- **Exercise details**
Send each entry back exactly as given, pictures excluded.

----- Information provided

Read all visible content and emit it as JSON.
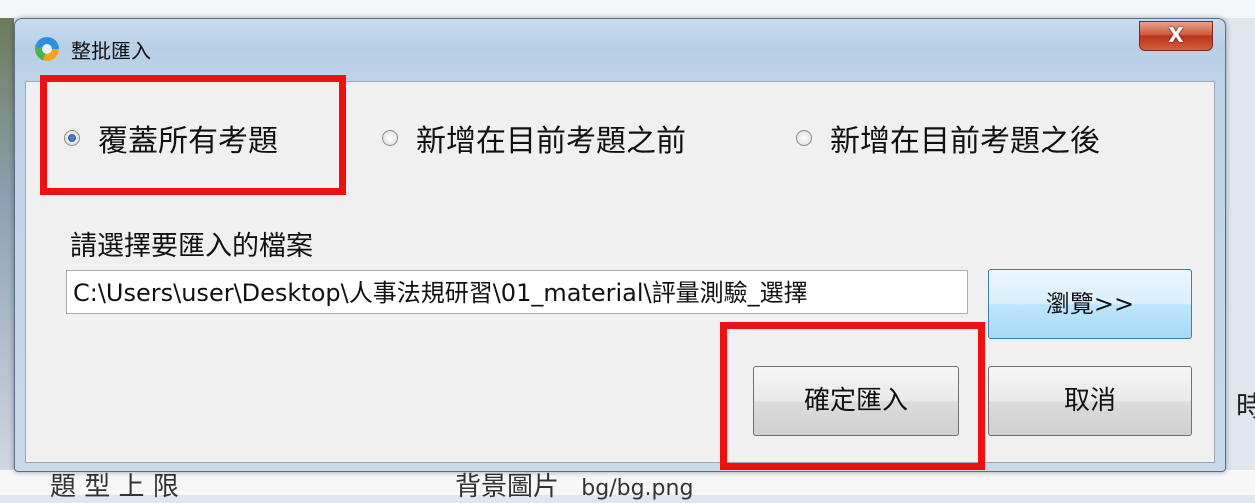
{
  "window": {
    "title": "整批匯入",
    "close_label": "X"
  },
  "import_mode": {
    "options": [
      {
        "label": "覆蓋所有考題",
        "selected": true
      },
      {
        "label": "新增在目前考題之前",
        "selected": false
      },
      {
        "label": "新增在目前考題之後",
        "selected": false
      }
    ]
  },
  "file": {
    "label": "請選擇要匯入的檔案",
    "path": "C:\\Users\\user\\Desktop\\人事法規研習\\01_material\\評量測驗_選擇",
    "browse_label": "瀏覽>>"
  },
  "actions": {
    "ok_label": "確定匯入",
    "cancel_label": "取消"
  },
  "background": {
    "bottom_left_text": "題 型 上 限",
    "bottom_mid_label": "背景圖片",
    "bottom_mid_value": "bg/bg.png",
    "right_edge_char": "時"
  },
  "colors": {
    "highlight": "#ee1111",
    "close_button": "#c84a2c"
  }
}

----------

- **Response to the exercise**
Read all visible content and emit it as JSON.
{
  "window": {
    "title": "整批匯入",
    "close_label": "X"
  },
  "import_mode": {
    "options": [
      {
        "label": "覆蓋所有考題",
        "selected": true
      },
      {
        "label": "新增在目前考題之前",
        "selected": false
      },
      {
        "label": "新增在目前考題之後",
        "selected": false
      }
    ]
  },
  "file": {
    "label": "請選擇要匯入的檔案",
    "path": "C:\\Users\\user\\Desktop\\人事法規研習\\01_material\\評量測驗_選擇",
    "browse_label": "瀏覽>>"
  },
  "actions": {
    "ok_label": "確定匯入",
    "cancel_label": "取消"
  },
  "background": {
    "bottom_left_text": "題 型 上 限",
    "bottom_mid_label": "背景圖片",
    "bottom_mid_value": "bg/bg.png",
    "right_edge_char": "時"
  },
  "colors": {
    "highlight": "#ee1111",
    "close_button": "#c84a2c"
  }
}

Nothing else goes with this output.